(Figure collection entries)
--- START ---

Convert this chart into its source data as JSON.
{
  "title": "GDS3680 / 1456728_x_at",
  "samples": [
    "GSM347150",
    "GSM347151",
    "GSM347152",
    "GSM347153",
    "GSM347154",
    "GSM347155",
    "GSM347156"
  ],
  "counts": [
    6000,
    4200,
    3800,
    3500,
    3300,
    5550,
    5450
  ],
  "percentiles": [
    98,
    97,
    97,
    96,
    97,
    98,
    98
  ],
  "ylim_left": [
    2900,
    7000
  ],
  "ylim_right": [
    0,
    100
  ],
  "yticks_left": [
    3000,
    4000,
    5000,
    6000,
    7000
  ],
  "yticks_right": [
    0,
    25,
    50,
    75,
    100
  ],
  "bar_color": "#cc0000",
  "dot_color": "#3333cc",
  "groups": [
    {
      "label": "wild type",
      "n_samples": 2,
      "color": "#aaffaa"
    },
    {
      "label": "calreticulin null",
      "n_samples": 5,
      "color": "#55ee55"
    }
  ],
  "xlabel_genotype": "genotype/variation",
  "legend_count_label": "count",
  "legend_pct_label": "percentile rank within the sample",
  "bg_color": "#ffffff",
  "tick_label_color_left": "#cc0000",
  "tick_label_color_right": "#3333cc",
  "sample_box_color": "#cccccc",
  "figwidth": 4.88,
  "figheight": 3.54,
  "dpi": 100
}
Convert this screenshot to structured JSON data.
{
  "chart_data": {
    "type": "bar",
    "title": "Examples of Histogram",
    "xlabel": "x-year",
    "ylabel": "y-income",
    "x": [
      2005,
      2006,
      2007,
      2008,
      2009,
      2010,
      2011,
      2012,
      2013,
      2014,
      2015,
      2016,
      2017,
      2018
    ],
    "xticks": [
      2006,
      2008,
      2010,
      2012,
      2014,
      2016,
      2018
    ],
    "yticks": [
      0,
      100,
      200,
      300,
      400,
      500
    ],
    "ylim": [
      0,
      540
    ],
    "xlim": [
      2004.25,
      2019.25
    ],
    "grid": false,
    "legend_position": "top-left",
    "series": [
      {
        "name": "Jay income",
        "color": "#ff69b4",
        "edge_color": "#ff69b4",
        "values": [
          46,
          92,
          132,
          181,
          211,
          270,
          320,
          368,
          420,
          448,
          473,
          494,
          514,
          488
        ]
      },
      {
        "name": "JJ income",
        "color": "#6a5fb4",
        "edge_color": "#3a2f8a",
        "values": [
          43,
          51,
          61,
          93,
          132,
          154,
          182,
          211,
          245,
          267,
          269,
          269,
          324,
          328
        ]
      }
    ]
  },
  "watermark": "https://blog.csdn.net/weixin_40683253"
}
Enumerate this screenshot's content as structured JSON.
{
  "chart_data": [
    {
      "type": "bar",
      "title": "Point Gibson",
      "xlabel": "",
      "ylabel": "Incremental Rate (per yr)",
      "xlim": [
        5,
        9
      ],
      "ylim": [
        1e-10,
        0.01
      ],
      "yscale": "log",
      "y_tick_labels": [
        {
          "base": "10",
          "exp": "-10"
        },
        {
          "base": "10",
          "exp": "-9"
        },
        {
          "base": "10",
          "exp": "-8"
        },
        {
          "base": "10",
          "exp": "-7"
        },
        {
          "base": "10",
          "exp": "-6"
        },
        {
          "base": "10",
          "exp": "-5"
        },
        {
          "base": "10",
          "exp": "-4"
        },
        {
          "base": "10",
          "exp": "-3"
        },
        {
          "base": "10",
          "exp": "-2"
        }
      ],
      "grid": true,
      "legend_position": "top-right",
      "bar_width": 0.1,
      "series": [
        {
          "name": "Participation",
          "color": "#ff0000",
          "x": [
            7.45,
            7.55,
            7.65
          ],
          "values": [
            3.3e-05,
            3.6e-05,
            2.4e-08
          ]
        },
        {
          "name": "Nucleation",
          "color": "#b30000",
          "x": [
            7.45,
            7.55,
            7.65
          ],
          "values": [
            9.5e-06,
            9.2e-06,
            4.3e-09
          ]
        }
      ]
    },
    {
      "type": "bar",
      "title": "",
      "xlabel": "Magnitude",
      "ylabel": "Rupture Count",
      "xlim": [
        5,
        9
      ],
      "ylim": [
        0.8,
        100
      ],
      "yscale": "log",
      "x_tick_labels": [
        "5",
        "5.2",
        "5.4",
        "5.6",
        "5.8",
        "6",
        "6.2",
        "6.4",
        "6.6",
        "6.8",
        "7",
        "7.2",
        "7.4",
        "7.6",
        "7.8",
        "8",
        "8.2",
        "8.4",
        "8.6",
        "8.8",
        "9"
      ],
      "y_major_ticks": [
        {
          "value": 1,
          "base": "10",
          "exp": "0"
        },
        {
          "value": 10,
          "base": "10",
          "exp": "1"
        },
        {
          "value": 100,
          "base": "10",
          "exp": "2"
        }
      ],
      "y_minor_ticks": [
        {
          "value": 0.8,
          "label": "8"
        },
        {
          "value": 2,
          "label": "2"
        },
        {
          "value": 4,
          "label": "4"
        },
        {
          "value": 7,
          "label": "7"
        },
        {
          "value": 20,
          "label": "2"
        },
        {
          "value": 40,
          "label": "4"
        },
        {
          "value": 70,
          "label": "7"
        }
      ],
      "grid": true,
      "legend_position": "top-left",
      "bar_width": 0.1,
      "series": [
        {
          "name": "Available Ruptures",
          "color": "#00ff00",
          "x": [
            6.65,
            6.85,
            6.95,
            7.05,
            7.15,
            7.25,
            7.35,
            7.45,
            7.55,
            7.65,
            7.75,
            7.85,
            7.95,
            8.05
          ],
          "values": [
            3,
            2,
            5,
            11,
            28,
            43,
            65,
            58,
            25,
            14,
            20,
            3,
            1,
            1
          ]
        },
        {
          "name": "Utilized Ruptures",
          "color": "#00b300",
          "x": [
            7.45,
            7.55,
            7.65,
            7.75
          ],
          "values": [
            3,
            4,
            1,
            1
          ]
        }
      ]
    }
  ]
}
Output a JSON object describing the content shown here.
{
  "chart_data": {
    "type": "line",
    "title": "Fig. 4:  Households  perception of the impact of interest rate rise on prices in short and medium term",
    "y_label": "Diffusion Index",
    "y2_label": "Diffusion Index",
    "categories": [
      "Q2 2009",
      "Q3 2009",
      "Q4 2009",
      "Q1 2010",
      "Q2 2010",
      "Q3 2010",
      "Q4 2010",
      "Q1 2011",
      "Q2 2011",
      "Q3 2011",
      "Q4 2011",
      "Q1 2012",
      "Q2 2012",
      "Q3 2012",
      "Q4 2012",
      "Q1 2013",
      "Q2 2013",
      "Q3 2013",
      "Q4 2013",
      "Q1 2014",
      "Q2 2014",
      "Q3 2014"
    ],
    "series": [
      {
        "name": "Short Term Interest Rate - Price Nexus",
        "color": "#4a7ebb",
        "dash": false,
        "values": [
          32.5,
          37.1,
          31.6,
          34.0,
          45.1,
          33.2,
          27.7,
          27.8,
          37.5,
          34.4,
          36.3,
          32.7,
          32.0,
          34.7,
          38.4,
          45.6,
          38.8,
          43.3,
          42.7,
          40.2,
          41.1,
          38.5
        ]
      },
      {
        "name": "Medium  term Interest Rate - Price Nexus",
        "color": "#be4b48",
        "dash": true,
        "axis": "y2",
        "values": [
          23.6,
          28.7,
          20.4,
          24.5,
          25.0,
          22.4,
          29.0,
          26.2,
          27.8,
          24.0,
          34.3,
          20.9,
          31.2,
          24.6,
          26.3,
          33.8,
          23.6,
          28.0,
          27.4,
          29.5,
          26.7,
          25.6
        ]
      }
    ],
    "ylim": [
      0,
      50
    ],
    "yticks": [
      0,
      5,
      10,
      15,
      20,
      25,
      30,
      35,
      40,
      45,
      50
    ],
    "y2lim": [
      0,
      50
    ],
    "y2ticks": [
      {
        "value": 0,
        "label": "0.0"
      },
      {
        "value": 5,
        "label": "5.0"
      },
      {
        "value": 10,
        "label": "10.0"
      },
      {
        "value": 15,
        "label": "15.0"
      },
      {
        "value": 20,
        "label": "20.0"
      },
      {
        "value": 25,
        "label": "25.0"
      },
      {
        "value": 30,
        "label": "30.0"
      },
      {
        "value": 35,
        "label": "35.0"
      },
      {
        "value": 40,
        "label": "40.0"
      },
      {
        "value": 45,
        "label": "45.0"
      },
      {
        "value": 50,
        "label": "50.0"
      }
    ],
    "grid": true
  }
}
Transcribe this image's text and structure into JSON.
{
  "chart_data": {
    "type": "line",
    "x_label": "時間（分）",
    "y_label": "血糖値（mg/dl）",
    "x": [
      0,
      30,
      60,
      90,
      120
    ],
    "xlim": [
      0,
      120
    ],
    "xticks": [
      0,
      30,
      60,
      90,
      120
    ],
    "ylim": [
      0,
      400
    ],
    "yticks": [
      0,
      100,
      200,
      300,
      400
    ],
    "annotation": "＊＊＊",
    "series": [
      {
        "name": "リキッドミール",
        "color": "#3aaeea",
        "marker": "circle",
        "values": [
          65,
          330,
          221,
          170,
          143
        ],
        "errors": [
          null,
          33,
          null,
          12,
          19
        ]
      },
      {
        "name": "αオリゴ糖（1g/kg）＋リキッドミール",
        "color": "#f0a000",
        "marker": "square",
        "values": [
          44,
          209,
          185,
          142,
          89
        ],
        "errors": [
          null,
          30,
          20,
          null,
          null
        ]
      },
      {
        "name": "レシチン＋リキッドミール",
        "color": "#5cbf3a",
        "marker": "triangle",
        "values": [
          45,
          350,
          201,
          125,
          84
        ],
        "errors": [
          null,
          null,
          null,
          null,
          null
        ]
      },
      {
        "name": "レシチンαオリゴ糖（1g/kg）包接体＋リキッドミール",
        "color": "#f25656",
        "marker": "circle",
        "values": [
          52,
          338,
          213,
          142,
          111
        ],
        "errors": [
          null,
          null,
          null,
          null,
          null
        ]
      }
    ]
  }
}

--- END ---

## What the exercise asks
Find the word "title" in the material, then list each line that holds it.

## Final answer
  "title": "GDS3680 / 1456728_x_at",
    "title": "Examples of Histogram",
      "title": "Point Gibson",
      "title": "",
    "title": "Fig. 4:  Households  perception of the impact of interest rate rise on prices in short and medium term",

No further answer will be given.